Work to complete: Can you copy out the data exactly? Leave the images out.

═══ Excerpted data ═══

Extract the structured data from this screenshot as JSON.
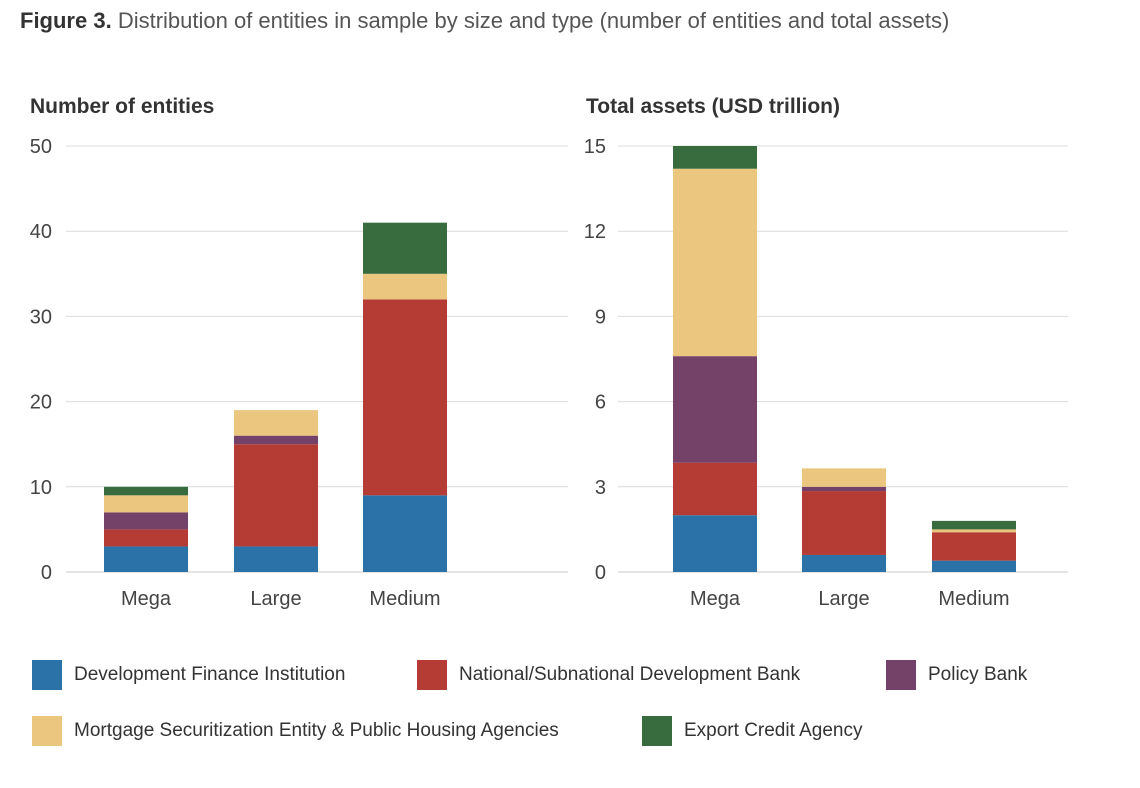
{
  "figure": {
    "label": "Figure 3.",
    "title": "Distribution of entities in sample by size and type (number of entities and total assets)"
  },
  "colors": {
    "Development Finance Institution": "#2a72a8",
    "National/Subnational Development Bank": "#b53c35",
    "Policy Bank": "#744268",
    "Mortgage Securitization Entity & Public Housing Agencies": "#ebc67f",
    "Export Credit Agency": "#386b3e"
  },
  "legend": [
    "Development Finance Institution",
    "National/Subnational Development Bank",
    "Policy Bank",
    "Mortgage Securitization Entity & Public Housing Agencies",
    "Export Credit Agency"
  ],
  "chart_data": [
    {
      "type": "bar",
      "stacked": true,
      "title": "Number of entities",
      "categories": [
        "Mega",
        "Large",
        "Medium"
      ],
      "yticks": [
        0,
        10,
        20,
        30,
        40,
        50
      ],
      "ylim": [
        0,
        50
      ],
      "grid": true,
      "series": [
        {
          "name": "Development Finance Institution",
          "values": [
            3,
            3,
            9
          ]
        },
        {
          "name": "National/Subnational Development Bank",
          "values": [
            2,
            12,
            23
          ]
        },
        {
          "name": "Policy Bank",
          "values": [
            2,
            1,
            0
          ]
        },
        {
          "name": "Mortgage Securitization Entity & Public Housing Agencies",
          "values": [
            2,
            3,
            3
          ]
        },
        {
          "name": "Export Credit Agency",
          "values": [
            1,
            0,
            6
          ]
        }
      ]
    },
    {
      "type": "bar",
      "stacked": true,
      "title": "Total assets (USD trillion)",
      "categories": [
        "Mega",
        "Large",
        "Medium"
      ],
      "yticks": [
        0,
        3,
        6,
        9,
        12,
        15
      ],
      "ylim": [
        0,
        15
      ],
      "grid": true,
      "series": [
        {
          "name": "Development Finance Institution",
          "values": [
            2.0,
            0.6,
            0.4
          ]
        },
        {
          "name": "National/Subnational Development Bank",
          "values": [
            1.85,
            2.25,
            1.0
          ]
        },
        {
          "name": "Policy Bank",
          "values": [
            3.75,
            0.15,
            0.0
          ]
        },
        {
          "name": "Mortgage Securitization Entity & Public Housing Agencies",
          "values": [
            6.6,
            0.65,
            0.1
          ]
        },
        {
          "name": "Export Credit Agency",
          "values": [
            0.8,
            0.0,
            0.3
          ]
        }
      ]
    }
  ]
}
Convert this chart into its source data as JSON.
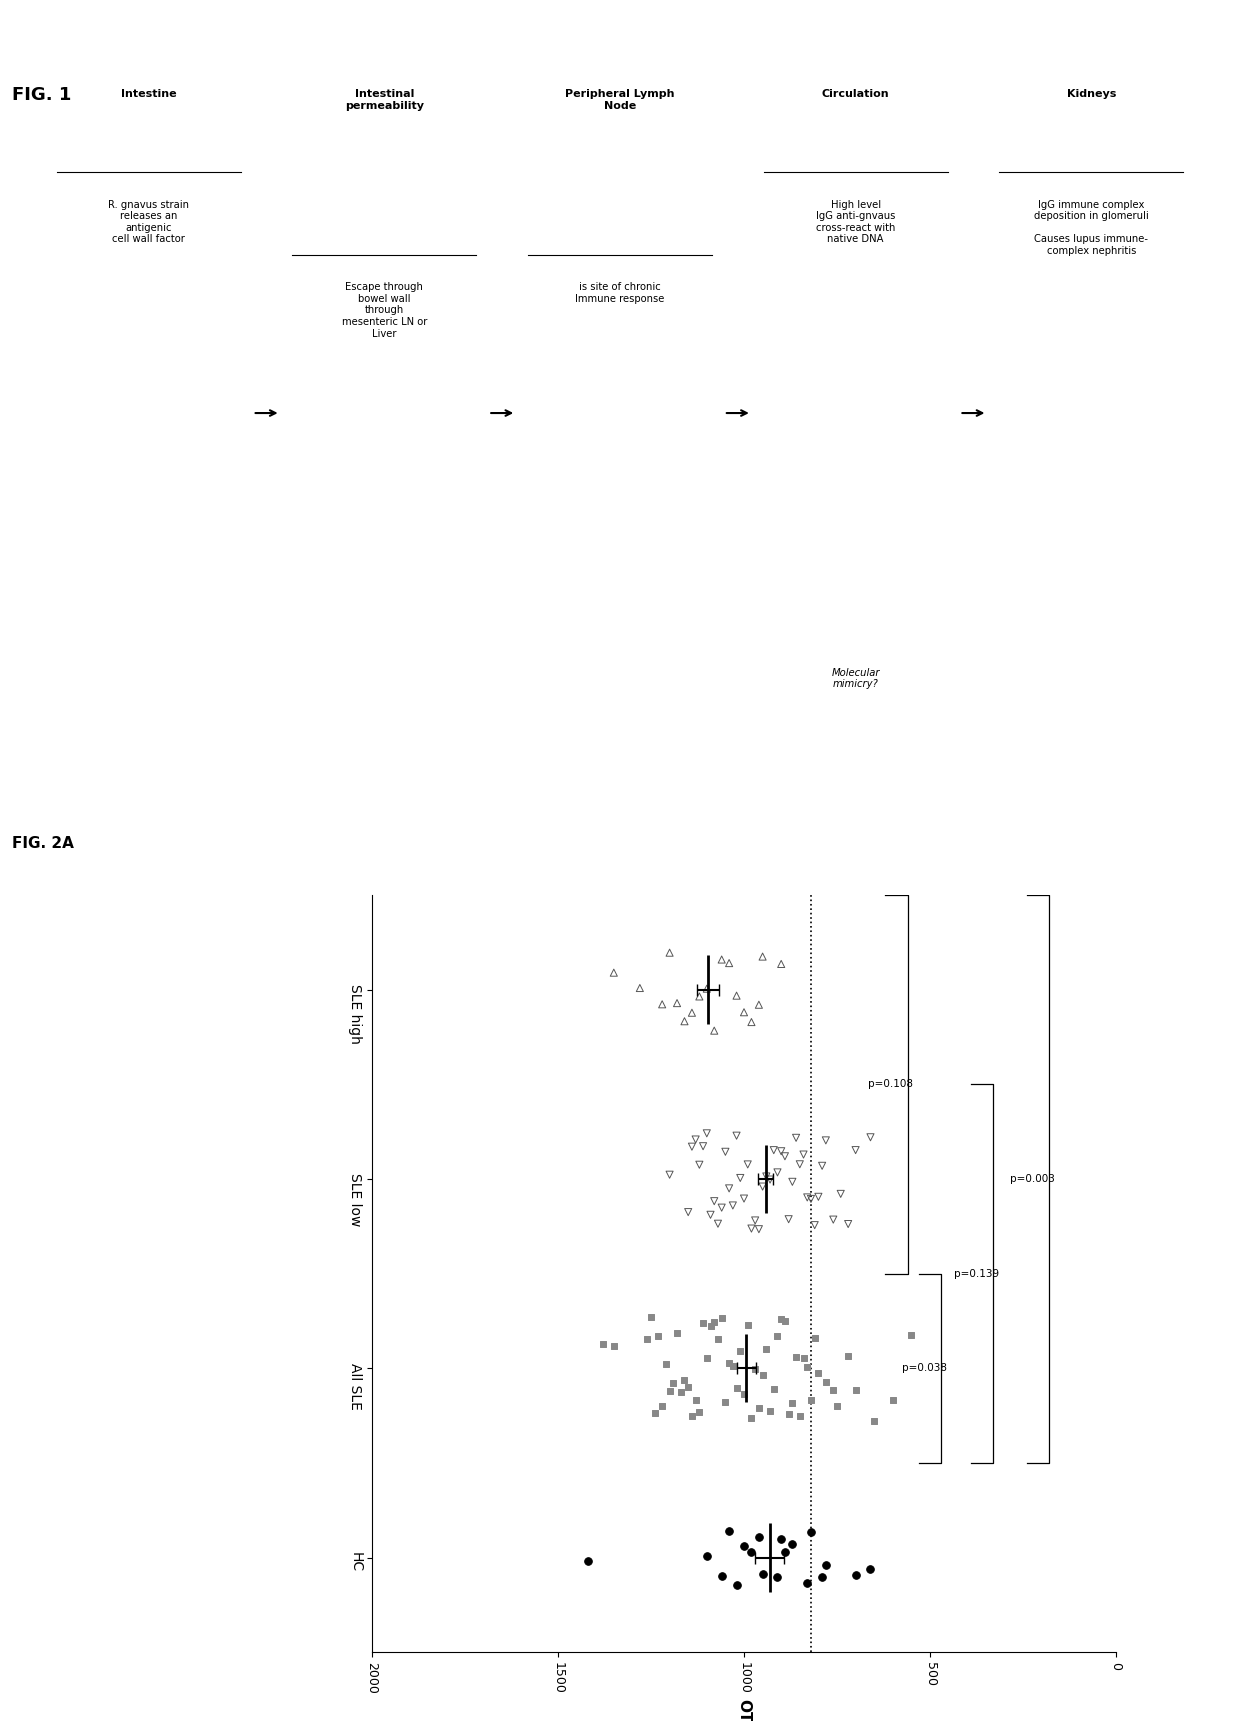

═══

Answer for this exercise:
Extract the structured data from this screenshot as JSON.
{
  "figure": {
    "label": "Figure 3.",
    "title": "Distribution of entities in sample by size and type (number of entities and total assets)"
  },
  "colors": {
    "Development Finance Institution": "#2a72a8",
    "National/Subnational Development Bank": "#b53c35",
    "Policy Bank": "#744268",
    "Mortgage Securitization Entity & Public Housing Agencies": "#ebc67f",
    "Export Credit Agency": "#386b3e"
  },
  "legend": [
    "Development Finance Institution",
    "National/Subnational Development Bank",
    "Policy Bank",
    "Mortgage Securitization Entity & Public Housing Agencies",
    "Export Credit Agency"
  ],
  "chart_data": [
    {
      "type": "bar",
      "stacked": true,
      "title": "Number of entities",
      "categories": [
        "Mega",
        "Large",
        "Medium"
      ],
      "yticks": [
        0,
        10,
        20,
        30,
        40,
        50
      ],
      "ylim": [
        0,
        50
      ],
      "grid": true,
      "series": [
        {
          "name": "Development Finance Institution",
          "values": [
            3,
            3,
            9
          ]
        },
        {
          "name": "National/Subnational Development Bank",
          "values": [
            2,
            12,
            23
          ]
        },
        {
          "name": "Policy Bank",
          "values": [
            2,
            1,
            0
          ]
        },
        {
          "name": "Mortgage Securitization Entity & Public Housing Agencies",
          "values": [
            2,
            3,
            3
          ]
        },
        {
          "name": "Export Credit Agency",
          "values": [
            1,
            0,
            6
          ]
        }
      ]
    },
    {
      "type": "bar",
      "stacked": true,
      "title": "Total assets (USD trillion)",
      "categories": [
        "Mega",
        "Large",
        "Medium"
      ],
      "yticks": [
        0,
        3,
        6,
        9,
        12,
        15
      ],
      "ylim": [
        0,
        15
      ],
      "grid": true,
      "series": [
        {
          "name": "Development Finance Institution",
          "values": [
            2.0,
            0.6,
            0.4
          ]
        },
        {
          "name": "National/Subnational Development Bank",
          "values": [
            1.85,
            2.25,
            1.0
          ]
        },
        {
          "name": "Policy Bank",
          "values": [
            3.75,
            0.15,
            0.0
          ]
        },
        {
          "name": "Mortgage Securitization Entity & Public Housing Agencies",
          "values": [
            6.6,
            0.65,
            0.1
          ]
        },
        {
          "name": "Export Credit Agency",
          "values": [
            0.8,
            0.0,
            0.3
          ]
        }
      ]
    }
  ]
}
Convert this chart into its source data as JSON.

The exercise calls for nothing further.